- **Objective**: Copy out all of the material exactly.

- **Dataset**:
-- start --

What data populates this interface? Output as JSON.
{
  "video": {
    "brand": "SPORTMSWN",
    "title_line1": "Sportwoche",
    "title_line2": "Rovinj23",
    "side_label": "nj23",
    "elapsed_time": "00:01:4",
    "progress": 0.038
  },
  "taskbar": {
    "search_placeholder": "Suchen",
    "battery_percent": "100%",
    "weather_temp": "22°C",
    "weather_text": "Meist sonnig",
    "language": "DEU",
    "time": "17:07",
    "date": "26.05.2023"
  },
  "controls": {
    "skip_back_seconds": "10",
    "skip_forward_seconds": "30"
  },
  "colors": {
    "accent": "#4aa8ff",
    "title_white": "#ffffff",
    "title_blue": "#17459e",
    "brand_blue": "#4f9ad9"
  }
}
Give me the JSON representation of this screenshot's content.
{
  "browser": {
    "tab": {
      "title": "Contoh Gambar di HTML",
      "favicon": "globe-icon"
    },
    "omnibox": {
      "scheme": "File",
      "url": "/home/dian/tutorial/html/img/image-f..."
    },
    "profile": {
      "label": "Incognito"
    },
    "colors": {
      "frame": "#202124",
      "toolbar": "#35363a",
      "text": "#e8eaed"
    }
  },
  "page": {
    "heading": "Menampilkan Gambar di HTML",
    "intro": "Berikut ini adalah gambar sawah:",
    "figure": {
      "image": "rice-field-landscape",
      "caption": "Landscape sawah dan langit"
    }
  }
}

-- end --

- **Solution to the exercise**:
What data populates this interface? Output as JSON.
{
  "video": {
    "brand": "SPORTMSWN",
    "title_line1": "Sportwoche",
    "title_line2": "Rovinj23",
    "side_label": "nj23",
    "elapsed_time": "00:01:4",
    "progress": 0.038
  },
  "taskbar": {
    "search_placeholder": "Suchen",
    "battery_percent": "100%",
    "weather_temp": "22°C",
    "weather_text": "Meist sonnig",
    "language": "DEU",
    "time": "17:07",
    "date": "26.05.2023"
  },
  "controls": {
    "skip_back_seconds": "10",
    "skip_forward_seconds": "30"
  },
  "colors": {
    "accent": "#4aa8ff",
    "title_white": "#ffffff",
    "title_blue": "#17459e",
    "brand_blue": "#4f9ad9"
  }
}
Give me the JSON representation of this screenshot's content.
{
  "browser": {
    "tab": {
      "title": "Contoh Gambar di HTML",
      "favicon": "globe-icon"
    },
    "omnibox": {
      "scheme": "File",
      "url": "/home/dian/tutorial/html/img/image-f..."
    },
    "profile": {
      "label": "Incognito"
    },
    "colors": {
      "frame": "#202124",
      "toolbar": "#35363a",
      "text": "#e8eaed"
    }
  },
  "page": {
    "heading": "Menampilkan Gambar di HTML",
    "intro": "Berikut ini adalah gambar sawah:",
    "figure": {
      "image": "rice-field-landscape",
      "caption": "Landscape sawah dan langit"
    }
  }
}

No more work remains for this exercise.